> _Text segment_:

            By the end of the semester, students who complete one of my public speaking courses have learned theoretical and research-based approaches to public speaking and applied this knowledge in delivering their own speeches. They have confronted their anxiety about public speaking and gained the experience necessary for successful, confident public speaking. The opportunities to practice speaking in front of a group allows students to discover what does and doesn’t work for them personally, helping each student to develop their unique public speaking “voice,” or personal style of expression. Through collaboration and peer review with their classmates, students learn optimal techniques for presentation design, develop critical thinking and listening skills, and learn how to plan and implement an effective strategy for message creation and delivery.

> _Problems to solve_:
- a) Translate this sentence from the passage about public speaking courses into Spanish: "They have confronted their anxiety about public speaking and gained the experience necessary for successful, confident public speaking."
- b) Rewrite the passage about public speaking courses, everything from "By the end of" down to "creation and delivery.", renaming "semester" as "term".
- c) Carry the passage about public speaking courses further from where it stops.
The entries can be set aside, since nothing here depends on them.

> _The data_:

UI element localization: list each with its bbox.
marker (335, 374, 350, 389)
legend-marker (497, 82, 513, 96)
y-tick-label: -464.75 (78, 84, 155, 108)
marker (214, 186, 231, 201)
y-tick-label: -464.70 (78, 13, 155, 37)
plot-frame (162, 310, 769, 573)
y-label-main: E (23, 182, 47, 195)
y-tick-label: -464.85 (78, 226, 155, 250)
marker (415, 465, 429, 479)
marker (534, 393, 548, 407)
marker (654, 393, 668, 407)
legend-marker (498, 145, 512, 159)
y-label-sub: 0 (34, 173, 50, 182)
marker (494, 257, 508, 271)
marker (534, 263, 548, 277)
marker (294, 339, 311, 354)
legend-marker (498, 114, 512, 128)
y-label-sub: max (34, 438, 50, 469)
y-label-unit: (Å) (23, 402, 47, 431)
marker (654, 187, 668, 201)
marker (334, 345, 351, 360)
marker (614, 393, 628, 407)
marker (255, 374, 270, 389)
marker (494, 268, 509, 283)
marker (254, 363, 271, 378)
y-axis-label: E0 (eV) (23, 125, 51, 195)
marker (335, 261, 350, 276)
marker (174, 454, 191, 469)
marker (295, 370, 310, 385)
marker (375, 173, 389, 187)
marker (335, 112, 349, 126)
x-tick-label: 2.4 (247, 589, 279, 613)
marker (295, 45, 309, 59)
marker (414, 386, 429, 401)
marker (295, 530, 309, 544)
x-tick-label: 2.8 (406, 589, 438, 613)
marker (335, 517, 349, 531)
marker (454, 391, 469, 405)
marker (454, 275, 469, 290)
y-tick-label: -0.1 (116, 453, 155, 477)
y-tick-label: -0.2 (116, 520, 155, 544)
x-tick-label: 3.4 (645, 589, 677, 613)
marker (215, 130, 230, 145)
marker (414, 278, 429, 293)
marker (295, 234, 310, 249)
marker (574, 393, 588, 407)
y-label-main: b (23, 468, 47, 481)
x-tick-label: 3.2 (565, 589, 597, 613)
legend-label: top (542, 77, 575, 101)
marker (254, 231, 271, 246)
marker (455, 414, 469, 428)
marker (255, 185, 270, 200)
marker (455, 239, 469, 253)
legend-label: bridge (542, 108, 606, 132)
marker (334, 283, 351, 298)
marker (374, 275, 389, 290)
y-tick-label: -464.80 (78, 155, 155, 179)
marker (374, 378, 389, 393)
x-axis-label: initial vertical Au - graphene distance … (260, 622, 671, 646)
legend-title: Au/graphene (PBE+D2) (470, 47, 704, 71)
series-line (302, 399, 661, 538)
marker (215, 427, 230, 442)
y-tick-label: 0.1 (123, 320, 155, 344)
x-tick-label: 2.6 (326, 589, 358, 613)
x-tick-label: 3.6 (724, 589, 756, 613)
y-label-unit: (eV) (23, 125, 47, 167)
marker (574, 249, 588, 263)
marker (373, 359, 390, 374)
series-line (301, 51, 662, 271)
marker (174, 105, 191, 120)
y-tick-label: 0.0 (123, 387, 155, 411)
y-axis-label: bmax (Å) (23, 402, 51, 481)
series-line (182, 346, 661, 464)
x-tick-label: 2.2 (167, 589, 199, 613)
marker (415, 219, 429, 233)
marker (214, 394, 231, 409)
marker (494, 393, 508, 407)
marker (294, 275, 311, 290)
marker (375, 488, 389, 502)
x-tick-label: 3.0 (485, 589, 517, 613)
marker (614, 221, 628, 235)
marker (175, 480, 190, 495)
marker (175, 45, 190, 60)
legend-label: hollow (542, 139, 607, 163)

> _Your responses_:
- a) Han enfrentado su ansiedad ante hablar en público y han adquirido la experiencia necesaria para hablar en público con éxito y con confianza.

- b)
By the end of the term, students who complete one of my public speaking courses have learned theoretical and research-based approaches to public speaking and applied this knowledge in delivering their own speeches. They have confronted their anxiety about public speaking and gained the experience necessary for successful, confident public speaking. The opportunities to practice speaking in front of a group allows students to discover what does and doesn’t work for them personally, helping each student to develop their unique public speaking “voice,” or personal style of expression. Through collaboration and peer review with their classmates, students learn optimal techniques for presentation design, develop critical thinking and listening skills, and learn how to plan and implement an effective strategy for message creation and delivery.

- c)
            As mentioned before, one of the unique aspects of teaching public speaking is the relation between the practice of teaching and the knowledge and skills being taught. The anxiety I felt on my first day of teaching is imminently relatable to students in a public speaking class, who will each experience similar anxiety when delivering their individual presentations. This realization revealed the importance of self-reflexivity early in my teaching career, and self-reflexivity has continued to influence the philosophy and method of my teaching. I instruct students by delivering instructions explicitly through lectures and by modeling effective presentation techniques in my teaching. In turn, I am constantly learning from the content of students’ speeches as well as their techniques in delivering them. This self-reflexivity is important because students will notice if I am not using the public speaking principles I expect them to use, or if I do something contrary to what I teach them, so by staying self-reflective I make sure to “practice what I preach” while also continually increasing and improving my presentation skills. I also encourage self-reflexivity in students through written self-evaluations at the end of the semester that require students to review their speeches and reflect on their performance in the class.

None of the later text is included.